Set exercise
Omit the pictures and return every entry exactly as written.

The data
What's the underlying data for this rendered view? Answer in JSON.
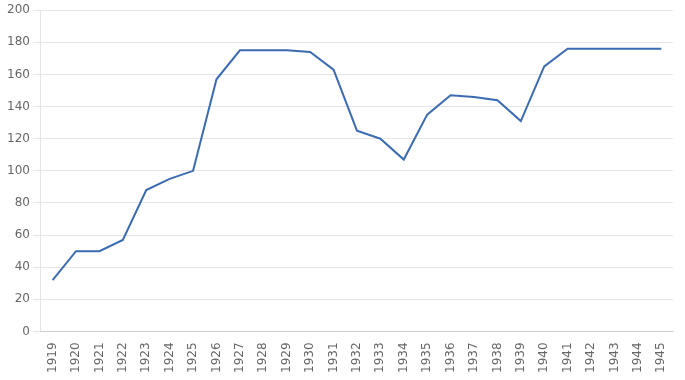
{
  "chart_data": {
    "type": "line",
    "x": [
      1919,
      1920,
      1921,
      1922,
      1923,
      1924,
      1925,
      1926,
      1927,
      1928,
      1929,
      1930,
      1931,
      1932,
      1933,
      1934,
      1935,
      1936,
      1937,
      1938,
      1939,
      1940,
      1941,
      1942,
      1943,
      1944,
      1945
    ],
    "values": [
      32,
      50,
      50,
      57,
      88,
      95,
      100,
      157,
      175,
      175,
      175,
      174,
      163,
      125,
      120,
      107,
      135,
      147,
      146,
      144,
      131,
      165,
      176,
      176,
      176,
      176,
      176
    ],
    "color": "#3B6BB0",
    "xlim": [
      1918.5,
      1945.5
    ],
    "xticks": [
      1919,
      1920,
      1921,
      1922,
      1923,
      1924,
      1925,
      1926,
      1927,
      1928,
      1929,
      1930,
      1931,
      1932,
      1933,
      1934,
      1935,
      1936,
      1937,
      1938,
      1939,
      1940,
      1941,
      1942,
      1943,
      1944,
      1945
    ],
    "ylim": [
      0,
      200
    ],
    "yticks": [
      0,
      20,
      40,
      60,
      80,
      100,
      120,
      140,
      160,
      180,
      200
    ],
    "grid": "y"
  }
}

Written answer
What's the underlying data for this rendered view? Answer in JSON.
{
  "chart_data": {
    "type": "line",
    "x": [
      1919,
      1920,
      1921,
      1922,
      1923,
      1924,
      1925,
      1926,
      1927,
      1928,
      1929,
      1930,
      1931,
      1932,
      1933,
      1934,
      1935,
      1936,
      1937,
      1938,
      1939,
      1940,
      1941,
      1942,
      1943,
      1944,
      1945
    ],
    "values": [
      32,
      50,
      50,
      57,
      88,
      95,
      100,
      157,
      175,
      175,
      175,
      174,
      163,
      125,
      120,
      107,
      135,
      147,
      146,
      144,
      131,
      165,
      176,
      176,
      176,
      176,
      176
    ],
    "color": "#3B6BB0",
    "xlim": [
      1918.5,
      1945.5
    ],
    "xticks": [
      1919,
      1920,
      1921,
      1922,
      1923,
      1924,
      1925,
      1926,
      1927,
      1928,
      1929,
      1930,
      1931,
      1932,
      1933,
      1934,
      1935,
      1936,
      1937,
      1938,
      1939,
      1940,
      1941,
      1942,
      1943,
      1944,
      1945
    ],
    "ylim": [
      0,
      200
    ],
    "yticks": [
      0,
      20,
      40,
      60,
      80,
      100,
      120,
      140,
      160,
      180,
      200
    ],
    "grid": "y"
  }
}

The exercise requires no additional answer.